### 取り組む課題
1. ライブ記事の出演者一覧に英字で記されている演奏者名を、すべて挙げてください。
2. ライブ記事を、最後の行の後から書き継ぐこと。

##### 文書抜粋

2015-09-23 22:27:07 | アヴァンギャルド・ジャズ

半年ぶりのニューヨーク。パスポートコントロールが混んでいて、飛行機を降りてから荷物を受け取るまでに45分を要した。タクシーでホテルにチェックインし、ゆっくりする間もなく、地下鉄でThe Stoneに向かう。

ちょうど開演1時間前に着くと、1番目だった。次に来たデザイナーだという男とジャズの四方山話(共通言語)をしているうちに、30分もすると長蛇の列。エヴァン・パーカーがレコーディングを兼ねてNYに来ており、一連のギグが大注目なのだった。

なぜかピアノのクレイグ・テイボーンが現れないなか、演奏が始まった。

Evan Parker (ss)
George Lewis (electronics, tb)
Ikue Mori, Sam Pluta (electronics)
Ned Rothenberg (bcl, cl, shakuhachi)
Peter Evans (tp)

2メートル先に、主役のピーター・エヴァンス、パーカー、ネッド・ローゼンバーグの3人が並ぶ姿は壮観である。

パーカーはソプラノに徹し時空間をゆっくりと己の周りにまとわりつかせた。ローゼンバーグはおもにバスクラでその時空間を支えた。そしてエヴァンスは甲高く微分的な音で、時空間に裂け目を作り続けた。

さらに、サム・プルータとイクエ・モリとが創り出す、ダイヴァーシファイする宇宙。ジョージ・ルイスのトロンボーンが、逆に、飛散した者たちをこの宇宙に引き戻そうとする音に聴こえた。

そういえば、ピーター・エヴァンスと写真撮影の許可を求めて話したときに、「Mostly Other People Do the Killing」から脱退したのかどうか訊けばよかった。忘れていた。

Fuji X-E2, XF60mmF2.4 and Nikon P7800

●ピーター・エヴァンス
チャン+エヴァンス+ブランカート+ウォルター『CRYPTOCRYSTALLINE』、『Pulverize the Sound』(2013、15年)
ピーター・エヴァンス『Destiation: Void』(2013年)
『Rocket Science』(2012年)
ピーター・エヴァンス『Ghosts』(2011年)
エヴァン・パーカー+オッキュン・リー+ピーター・エヴァンス『The Bleeding Edge』(2010年)
ピーター・エヴァンス『Live in Lisbon』(2009年)
ウィーゼル・ウォルター+メアリー・ハルヴァーソン+ピーター・エヴァンス『Mechanical Malfunction』(2012年)
ウィーゼル・ウォルター+メアリー・ハルヴァーソン+ピーター・エヴァンス『Electric Fruit』(2009年)
MOPDtK『Blue』(2014年)
MOPDtK『The Coimbra Concert』(2010年)
MOPDtK『Forty Fort』(2008-09年)

##########
##### データセット項目

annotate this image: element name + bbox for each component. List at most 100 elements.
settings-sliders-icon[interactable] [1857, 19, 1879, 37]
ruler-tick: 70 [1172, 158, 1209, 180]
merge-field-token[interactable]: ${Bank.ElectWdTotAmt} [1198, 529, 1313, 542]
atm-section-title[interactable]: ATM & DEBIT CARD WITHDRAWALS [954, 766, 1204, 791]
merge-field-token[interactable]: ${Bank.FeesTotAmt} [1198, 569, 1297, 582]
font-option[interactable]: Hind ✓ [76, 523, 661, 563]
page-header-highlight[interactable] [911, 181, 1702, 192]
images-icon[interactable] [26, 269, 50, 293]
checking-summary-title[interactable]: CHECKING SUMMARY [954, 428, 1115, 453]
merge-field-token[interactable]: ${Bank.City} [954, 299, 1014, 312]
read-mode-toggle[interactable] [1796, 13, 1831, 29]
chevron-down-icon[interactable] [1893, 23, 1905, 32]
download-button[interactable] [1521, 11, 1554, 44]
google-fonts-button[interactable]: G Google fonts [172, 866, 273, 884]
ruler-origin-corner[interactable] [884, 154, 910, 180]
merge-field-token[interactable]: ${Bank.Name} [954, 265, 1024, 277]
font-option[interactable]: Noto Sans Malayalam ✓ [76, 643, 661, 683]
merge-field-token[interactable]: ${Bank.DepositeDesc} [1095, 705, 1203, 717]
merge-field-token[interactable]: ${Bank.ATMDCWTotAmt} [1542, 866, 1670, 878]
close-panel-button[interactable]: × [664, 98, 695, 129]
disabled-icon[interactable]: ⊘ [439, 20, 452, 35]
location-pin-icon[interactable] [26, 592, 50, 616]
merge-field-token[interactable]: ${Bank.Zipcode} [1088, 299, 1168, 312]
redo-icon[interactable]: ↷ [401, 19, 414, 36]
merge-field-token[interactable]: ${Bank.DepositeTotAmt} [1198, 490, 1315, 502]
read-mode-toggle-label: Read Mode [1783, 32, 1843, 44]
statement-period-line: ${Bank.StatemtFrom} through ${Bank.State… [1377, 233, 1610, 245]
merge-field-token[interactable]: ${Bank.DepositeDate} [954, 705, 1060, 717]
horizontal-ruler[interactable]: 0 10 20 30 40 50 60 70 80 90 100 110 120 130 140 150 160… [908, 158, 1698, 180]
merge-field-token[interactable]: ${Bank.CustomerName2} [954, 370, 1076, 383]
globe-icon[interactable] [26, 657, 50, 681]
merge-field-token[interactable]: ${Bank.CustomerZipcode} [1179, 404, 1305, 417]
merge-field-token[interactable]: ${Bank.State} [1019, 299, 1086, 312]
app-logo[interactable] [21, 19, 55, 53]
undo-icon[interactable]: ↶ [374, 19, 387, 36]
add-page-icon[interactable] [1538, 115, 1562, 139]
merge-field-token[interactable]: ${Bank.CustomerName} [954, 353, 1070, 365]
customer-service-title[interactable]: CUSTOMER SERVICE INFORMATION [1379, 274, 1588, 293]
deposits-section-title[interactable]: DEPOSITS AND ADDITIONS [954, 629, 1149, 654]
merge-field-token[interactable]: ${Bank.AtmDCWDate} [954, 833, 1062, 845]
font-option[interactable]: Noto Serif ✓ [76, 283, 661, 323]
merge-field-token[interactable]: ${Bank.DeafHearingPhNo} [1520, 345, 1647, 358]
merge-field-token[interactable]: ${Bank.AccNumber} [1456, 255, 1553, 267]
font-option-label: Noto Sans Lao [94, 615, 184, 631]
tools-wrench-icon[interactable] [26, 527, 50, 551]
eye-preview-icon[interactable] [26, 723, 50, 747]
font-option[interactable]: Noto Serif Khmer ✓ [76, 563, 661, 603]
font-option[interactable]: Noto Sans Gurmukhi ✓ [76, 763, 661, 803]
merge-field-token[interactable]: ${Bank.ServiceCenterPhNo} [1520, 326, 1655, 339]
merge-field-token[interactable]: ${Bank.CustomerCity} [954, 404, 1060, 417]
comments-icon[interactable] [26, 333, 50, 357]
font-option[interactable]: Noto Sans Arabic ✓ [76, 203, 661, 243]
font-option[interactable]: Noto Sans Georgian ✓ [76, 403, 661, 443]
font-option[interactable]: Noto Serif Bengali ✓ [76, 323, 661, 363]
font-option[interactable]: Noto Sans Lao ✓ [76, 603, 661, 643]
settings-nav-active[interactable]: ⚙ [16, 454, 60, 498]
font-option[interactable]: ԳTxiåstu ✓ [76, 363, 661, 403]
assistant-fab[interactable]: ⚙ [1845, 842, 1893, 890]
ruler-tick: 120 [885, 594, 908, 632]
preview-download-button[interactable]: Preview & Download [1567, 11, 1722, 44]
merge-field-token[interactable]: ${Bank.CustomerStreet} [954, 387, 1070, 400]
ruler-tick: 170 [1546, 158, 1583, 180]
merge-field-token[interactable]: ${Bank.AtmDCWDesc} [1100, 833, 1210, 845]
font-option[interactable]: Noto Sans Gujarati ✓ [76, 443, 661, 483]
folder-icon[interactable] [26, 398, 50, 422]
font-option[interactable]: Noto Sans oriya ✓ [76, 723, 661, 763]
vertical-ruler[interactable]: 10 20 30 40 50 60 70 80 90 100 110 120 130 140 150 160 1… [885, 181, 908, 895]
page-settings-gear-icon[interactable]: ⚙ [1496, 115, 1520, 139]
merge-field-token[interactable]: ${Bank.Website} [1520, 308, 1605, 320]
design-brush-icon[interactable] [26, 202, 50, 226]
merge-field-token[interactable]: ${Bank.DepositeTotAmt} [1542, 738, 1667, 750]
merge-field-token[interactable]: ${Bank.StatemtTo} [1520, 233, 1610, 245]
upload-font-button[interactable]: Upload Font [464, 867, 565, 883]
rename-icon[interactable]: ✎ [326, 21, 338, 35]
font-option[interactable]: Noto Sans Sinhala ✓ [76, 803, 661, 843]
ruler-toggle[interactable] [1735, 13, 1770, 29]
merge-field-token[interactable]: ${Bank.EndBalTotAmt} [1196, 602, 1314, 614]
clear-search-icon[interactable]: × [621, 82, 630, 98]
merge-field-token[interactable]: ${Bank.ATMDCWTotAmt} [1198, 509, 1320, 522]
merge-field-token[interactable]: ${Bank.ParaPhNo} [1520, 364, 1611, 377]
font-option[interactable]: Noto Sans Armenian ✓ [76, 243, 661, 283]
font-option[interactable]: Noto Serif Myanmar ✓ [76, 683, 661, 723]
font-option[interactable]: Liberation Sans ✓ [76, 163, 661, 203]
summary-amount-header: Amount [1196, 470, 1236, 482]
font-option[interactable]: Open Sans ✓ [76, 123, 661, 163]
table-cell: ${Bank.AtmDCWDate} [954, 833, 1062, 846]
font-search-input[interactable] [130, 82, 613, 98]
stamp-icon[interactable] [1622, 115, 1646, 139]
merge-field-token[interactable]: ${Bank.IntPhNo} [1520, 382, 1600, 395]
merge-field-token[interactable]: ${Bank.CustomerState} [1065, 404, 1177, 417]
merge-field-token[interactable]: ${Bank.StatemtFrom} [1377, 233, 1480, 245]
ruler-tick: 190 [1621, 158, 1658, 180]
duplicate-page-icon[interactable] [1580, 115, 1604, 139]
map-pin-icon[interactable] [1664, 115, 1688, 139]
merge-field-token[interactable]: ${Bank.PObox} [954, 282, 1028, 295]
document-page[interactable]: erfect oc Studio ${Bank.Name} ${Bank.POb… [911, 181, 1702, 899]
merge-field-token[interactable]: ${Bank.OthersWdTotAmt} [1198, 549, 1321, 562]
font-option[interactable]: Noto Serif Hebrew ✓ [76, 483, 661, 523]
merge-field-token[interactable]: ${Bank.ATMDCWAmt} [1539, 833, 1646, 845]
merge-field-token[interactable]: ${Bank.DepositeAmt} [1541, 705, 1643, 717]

##########

### 課題別の結果
1. Evan Parker、George Lewis、Ikue Mori、Sam Pluta、Ned Rothenberg、Peter Evans

2.
●エヴァン・パーカー
エヴァン・パーカー+土取利行+ウィリアム・パーカー(超フリージャズコンサートツアー)@草月ホール(2015年)
ジョン・エスクリート『Sound, Space and Structures』(2013年)
『Rocket Science』(2012年)
ペーター・ブロッツマンの映像『Soldier of the Road』(2011年)
ブッチ・モリス『Possible Universe / Conduction 192』(2010年)
エヴァン・パーカー+オッキュン・リー+ピーター・エヴァンス『The Bleeding Edge』(2010年)
ハン・ベニンク『Hazentijd』(2009年)
アレクサンダー・フォン・シュリッペンバッハ『ライヴ・イン・ベルリン』(2008年)
シュリッペンバッハ・トリオ『Gold is Where You Find It』(2008年)
エヴァン・パーカー+ネッド・ローゼンバーグ『Monkey Puzzle』(1997年)
エヴァン・パーカー+吉沢元治『Two Chaps』(1996年)
ペーター・コヴァルトのソロ、デュオ(1981-98年)
スティーヴ・レイシー+エヴァン・パーカー『Chirps』
シュリッペンバッハ・トリオ『Detto Fra Di Noi / Live in Pisa 1981』(1981年)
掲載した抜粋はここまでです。